BEGIN Supplied material

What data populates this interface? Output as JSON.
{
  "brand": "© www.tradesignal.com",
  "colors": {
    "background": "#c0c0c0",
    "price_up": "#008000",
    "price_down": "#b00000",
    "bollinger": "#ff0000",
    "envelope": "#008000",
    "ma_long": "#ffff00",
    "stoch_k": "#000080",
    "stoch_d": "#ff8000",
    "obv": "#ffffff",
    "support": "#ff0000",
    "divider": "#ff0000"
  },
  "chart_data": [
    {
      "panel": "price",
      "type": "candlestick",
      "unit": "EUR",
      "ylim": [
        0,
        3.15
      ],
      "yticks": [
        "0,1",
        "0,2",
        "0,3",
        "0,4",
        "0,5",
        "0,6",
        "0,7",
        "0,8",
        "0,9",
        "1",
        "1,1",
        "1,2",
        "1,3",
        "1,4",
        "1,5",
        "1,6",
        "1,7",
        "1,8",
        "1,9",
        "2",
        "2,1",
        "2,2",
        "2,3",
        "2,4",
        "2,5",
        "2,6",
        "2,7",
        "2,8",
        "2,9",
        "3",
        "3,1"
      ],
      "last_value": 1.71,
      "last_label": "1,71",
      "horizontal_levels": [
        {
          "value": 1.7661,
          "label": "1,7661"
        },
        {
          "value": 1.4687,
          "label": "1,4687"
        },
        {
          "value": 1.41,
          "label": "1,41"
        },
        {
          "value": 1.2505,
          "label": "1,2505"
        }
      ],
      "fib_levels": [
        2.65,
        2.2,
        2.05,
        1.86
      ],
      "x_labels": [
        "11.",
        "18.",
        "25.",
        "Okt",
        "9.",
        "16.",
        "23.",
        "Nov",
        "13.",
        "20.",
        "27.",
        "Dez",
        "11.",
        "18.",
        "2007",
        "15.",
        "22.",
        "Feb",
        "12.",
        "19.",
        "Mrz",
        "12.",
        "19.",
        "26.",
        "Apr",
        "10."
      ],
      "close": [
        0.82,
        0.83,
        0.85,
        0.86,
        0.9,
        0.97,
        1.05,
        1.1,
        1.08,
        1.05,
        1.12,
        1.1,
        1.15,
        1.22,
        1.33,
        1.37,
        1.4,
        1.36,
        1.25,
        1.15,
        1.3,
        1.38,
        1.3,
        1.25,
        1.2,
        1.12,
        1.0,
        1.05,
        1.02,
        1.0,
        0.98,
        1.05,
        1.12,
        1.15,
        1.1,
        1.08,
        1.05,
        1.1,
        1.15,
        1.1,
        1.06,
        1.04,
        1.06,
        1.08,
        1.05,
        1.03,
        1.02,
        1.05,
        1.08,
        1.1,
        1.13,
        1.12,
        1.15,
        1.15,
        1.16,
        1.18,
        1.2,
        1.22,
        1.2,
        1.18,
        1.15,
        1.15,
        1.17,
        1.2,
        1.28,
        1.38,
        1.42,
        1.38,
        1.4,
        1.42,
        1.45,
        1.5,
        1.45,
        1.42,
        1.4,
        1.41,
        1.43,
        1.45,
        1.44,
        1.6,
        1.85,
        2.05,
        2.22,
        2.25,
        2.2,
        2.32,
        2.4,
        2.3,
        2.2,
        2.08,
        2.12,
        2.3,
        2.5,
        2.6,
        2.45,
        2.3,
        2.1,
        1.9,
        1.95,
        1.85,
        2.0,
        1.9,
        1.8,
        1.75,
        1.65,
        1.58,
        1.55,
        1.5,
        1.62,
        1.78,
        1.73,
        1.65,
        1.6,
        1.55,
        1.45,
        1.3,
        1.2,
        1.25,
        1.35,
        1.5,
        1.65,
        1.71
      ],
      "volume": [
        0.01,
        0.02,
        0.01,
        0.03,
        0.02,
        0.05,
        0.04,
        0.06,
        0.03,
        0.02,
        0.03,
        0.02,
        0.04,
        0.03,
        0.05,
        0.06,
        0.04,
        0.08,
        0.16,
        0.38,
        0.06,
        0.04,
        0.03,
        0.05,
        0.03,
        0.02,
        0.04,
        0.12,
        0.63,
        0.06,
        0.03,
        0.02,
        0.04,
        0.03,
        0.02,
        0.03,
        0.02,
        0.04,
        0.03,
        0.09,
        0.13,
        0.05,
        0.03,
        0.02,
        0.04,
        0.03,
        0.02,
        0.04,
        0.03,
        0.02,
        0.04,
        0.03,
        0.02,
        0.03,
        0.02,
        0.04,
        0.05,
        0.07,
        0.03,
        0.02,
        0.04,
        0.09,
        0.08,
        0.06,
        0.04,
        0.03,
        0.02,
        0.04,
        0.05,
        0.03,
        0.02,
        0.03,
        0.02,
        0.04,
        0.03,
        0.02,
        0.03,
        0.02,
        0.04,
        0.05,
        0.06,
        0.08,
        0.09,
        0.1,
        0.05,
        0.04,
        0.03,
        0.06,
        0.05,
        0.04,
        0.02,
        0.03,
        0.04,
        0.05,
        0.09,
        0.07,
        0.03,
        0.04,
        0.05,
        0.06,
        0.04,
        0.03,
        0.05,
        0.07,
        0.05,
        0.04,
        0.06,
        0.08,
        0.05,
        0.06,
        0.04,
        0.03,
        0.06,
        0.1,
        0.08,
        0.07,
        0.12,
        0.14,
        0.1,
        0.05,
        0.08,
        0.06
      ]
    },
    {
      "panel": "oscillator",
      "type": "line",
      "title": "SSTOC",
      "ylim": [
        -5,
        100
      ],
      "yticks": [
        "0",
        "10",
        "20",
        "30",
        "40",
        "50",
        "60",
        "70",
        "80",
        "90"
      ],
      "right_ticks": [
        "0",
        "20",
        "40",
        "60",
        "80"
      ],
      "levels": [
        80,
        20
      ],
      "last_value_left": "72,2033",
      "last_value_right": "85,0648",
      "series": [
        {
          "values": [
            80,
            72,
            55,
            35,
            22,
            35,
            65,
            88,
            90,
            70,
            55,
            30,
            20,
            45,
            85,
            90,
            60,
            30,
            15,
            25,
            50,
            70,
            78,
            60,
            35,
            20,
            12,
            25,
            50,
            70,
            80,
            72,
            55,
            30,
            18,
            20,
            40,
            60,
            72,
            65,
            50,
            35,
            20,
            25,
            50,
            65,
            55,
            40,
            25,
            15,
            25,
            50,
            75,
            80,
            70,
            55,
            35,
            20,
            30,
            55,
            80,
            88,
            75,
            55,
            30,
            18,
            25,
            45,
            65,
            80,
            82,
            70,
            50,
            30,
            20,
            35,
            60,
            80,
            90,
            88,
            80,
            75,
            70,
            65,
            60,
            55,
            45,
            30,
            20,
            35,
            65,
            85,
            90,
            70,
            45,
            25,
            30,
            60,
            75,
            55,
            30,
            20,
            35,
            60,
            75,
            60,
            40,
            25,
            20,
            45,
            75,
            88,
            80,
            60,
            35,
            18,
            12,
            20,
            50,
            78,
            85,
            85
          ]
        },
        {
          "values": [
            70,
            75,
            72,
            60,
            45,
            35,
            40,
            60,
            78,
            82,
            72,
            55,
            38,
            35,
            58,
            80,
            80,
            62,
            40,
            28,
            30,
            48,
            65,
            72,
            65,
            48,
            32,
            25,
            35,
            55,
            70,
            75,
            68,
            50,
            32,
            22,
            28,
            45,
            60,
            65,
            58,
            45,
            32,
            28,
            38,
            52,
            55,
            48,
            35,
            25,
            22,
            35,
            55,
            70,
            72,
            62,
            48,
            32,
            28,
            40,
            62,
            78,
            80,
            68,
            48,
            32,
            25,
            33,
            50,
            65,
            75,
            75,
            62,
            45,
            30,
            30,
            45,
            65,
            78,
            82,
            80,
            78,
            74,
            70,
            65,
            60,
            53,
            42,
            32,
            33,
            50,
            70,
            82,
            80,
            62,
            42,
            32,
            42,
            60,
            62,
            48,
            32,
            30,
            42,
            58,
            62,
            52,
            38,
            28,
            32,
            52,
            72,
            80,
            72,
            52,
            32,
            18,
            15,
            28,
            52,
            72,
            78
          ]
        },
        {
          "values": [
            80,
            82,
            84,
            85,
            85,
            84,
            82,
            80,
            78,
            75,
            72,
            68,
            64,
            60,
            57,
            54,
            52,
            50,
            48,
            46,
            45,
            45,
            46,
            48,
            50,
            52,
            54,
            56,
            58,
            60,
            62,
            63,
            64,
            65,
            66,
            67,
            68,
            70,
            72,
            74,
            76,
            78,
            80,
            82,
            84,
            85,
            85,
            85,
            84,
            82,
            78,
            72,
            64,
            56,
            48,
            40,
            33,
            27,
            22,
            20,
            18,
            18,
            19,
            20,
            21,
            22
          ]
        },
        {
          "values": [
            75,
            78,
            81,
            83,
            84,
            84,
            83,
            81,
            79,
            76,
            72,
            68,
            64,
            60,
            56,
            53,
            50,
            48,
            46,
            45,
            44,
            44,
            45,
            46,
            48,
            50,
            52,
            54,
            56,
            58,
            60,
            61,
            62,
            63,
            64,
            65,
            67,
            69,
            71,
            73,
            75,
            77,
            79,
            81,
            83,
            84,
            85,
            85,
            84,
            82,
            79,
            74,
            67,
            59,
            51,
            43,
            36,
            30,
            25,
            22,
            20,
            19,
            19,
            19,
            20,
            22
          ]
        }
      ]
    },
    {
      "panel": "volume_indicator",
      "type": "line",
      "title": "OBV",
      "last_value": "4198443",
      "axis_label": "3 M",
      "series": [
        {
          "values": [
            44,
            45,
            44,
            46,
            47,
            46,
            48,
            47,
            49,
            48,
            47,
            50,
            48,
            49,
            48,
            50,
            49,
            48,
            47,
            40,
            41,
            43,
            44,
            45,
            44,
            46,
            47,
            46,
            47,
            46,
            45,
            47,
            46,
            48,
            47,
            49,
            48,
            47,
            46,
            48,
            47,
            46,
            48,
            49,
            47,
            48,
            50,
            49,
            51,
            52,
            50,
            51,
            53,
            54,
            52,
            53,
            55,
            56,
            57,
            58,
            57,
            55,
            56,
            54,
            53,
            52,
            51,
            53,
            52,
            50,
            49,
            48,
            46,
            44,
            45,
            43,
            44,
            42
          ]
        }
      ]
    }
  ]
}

END Supplied material

- [Set task]: Filter the data for the string "panel" and copy every line that has it.

- [Result of the exercise]:
      "panel": "price",
      "panel": "oscillator",
      "panel": "volume_indicator",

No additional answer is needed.